--- START OF Information provided ---

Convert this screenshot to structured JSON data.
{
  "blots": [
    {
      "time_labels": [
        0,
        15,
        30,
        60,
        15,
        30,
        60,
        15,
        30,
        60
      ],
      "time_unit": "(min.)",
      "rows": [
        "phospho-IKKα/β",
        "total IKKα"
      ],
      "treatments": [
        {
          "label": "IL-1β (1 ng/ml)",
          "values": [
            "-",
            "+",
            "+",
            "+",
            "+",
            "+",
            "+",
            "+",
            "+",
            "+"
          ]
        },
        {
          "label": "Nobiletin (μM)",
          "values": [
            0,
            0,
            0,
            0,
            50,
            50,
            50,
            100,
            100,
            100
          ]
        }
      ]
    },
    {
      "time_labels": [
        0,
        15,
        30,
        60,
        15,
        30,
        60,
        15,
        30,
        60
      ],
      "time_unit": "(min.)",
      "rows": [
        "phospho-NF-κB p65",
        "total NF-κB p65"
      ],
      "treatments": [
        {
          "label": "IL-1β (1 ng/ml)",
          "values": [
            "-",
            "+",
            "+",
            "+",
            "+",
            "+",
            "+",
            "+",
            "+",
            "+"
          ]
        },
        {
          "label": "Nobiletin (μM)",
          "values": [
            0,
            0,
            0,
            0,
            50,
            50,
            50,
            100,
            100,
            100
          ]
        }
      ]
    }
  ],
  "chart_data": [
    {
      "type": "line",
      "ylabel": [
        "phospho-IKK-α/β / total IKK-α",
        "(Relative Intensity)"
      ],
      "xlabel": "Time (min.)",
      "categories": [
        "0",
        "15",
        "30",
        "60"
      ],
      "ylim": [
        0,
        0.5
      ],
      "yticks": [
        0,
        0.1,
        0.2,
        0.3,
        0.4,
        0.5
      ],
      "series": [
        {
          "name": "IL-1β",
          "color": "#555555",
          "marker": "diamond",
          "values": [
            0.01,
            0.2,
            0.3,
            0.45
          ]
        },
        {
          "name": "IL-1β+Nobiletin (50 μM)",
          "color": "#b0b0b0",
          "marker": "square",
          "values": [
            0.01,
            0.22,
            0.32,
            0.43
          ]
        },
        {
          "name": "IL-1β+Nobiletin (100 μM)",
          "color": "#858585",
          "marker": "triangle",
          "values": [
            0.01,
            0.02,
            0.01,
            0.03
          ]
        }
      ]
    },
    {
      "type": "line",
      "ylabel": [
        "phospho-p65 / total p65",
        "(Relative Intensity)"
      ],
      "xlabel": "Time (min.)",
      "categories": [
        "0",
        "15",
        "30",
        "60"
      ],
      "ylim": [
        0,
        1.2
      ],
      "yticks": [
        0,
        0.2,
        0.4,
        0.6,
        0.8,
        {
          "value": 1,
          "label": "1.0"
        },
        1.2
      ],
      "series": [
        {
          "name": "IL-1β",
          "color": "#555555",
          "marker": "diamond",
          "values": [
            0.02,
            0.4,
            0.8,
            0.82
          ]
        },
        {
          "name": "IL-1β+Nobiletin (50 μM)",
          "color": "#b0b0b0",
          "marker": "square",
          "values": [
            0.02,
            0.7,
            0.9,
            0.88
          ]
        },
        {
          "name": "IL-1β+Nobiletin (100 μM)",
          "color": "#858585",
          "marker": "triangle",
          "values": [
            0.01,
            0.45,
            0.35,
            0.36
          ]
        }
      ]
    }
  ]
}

--- END OF Information provided ---

Aim of the task: Extract the complete data, matching each line exactly.

Answer below:
Convert this screenshot to structured JSON data.
{
  "blots": [
    {
      "time_labels": [
        0,
        15,
        30,
        60,
        15,
        30,
        60,
        15,
        30,
        60
      ],
      "time_unit": "(min.)",
      "rows": [
        "phospho-IKKα/β",
        "total IKKα"
      ],
      "treatments": [
        {
          "label": "IL-1β (1 ng/ml)",
          "values": [
            "-",
            "+",
            "+",
            "+",
            "+",
            "+",
            "+",
            "+",
            "+",
            "+"
          ]
        },
        {
          "label": "Nobiletin (μM)",
          "values": [
            0,
            0,
            0,
            0,
            50,
            50,
            50,
            100,
            100,
            100
          ]
        }
      ]
    },
    {
      "time_labels": [
        0,
        15,
        30,
        60,
        15,
        30,
        60,
        15,
        30,
        60
      ],
      "time_unit": "(min.)",
      "rows": [
        "phospho-NF-κB p65",
        "total NF-κB p65"
      ],
      "treatments": [
        {
          "label": "IL-1β (1 ng/ml)",
          "values": [
            "-",
            "+",
            "+",
            "+",
            "+",
            "+",
            "+",
            "+",
            "+",
            "+"
          ]
        },
        {
          "label": "Nobiletin (μM)",
          "values": [
            0,
            0,
            0,
            0,
            50,
            50,
            50,
            100,
            100,
            100
          ]
        }
      ]
    }
  ],
  "chart_data": [
    {
      "type": "line",
      "ylabel": [
        "phospho-IKK-α/β / total IKK-α",
        "(Relative Intensity)"
      ],
      "xlabel": "Time (min.)",
      "categories": [
        "0",
        "15",
        "30",
        "60"
      ],
      "ylim": [
        0,
        0.5
      ],
      "yticks": [
        0,
        0.1,
        0.2,
        0.3,
        0.4,
        0.5
      ],
      "series": [
        {
          "name": "IL-1β",
          "color": "#555555",
          "marker": "diamond",
          "values": [
            0.01,
            0.2,
            0.3,
            0.45
          ]
        },
        {
          "name": "IL-1β+Nobiletin (50 μM)",
          "color": "#b0b0b0",
          "marker": "square",
          "values": [
            0.01,
            0.22,
            0.32,
            0.43
          ]
        },
        {
          "name": "IL-1β+Nobiletin (100 μM)",
          "color": "#858585",
          "marker": "triangle",
          "values": [
            0.01,
            0.02,
            0.01,
            0.03
          ]
        }
      ]
    },
    {
      "type": "line",
      "ylabel": [
        "phospho-p65 / total p65",
        "(Relative Intensity)"
      ],
      "xlabel": "Time (min.)",
      "categories": [
        "0",
        "15",
        "30",
        "60"
      ],
      "ylim": [
        0,
        1.2
      ],
      "yticks": [
        0,
        0.2,
        0.4,
        0.6,
        0.8,
        {
          "value": 1,
          "label": "1.0"
        },
        1.2
      ],
      "series": [
        {
          "name": "IL-1β",
          "color": "#555555",
          "marker": "diamond",
          "values": [
            0.02,
            0.4,
            0.8,
            0.82
          ]
        },
        {
          "name": "IL-1β+Nobiletin (50 μM)",
          "color": "#b0b0b0",
          "marker": "square",
          "values": [
            0.02,
            0.7,
            0.9,
            0.88
          ]
        },
        {
          "name": "IL-1β+Nobiletin (100 μM)",
          "color": "#858585",
          "marker": "triangle",
          "values": [
            0.01,
            0.45,
            0.35,
            0.36
          ]
        }
      ]
    }
  ]
}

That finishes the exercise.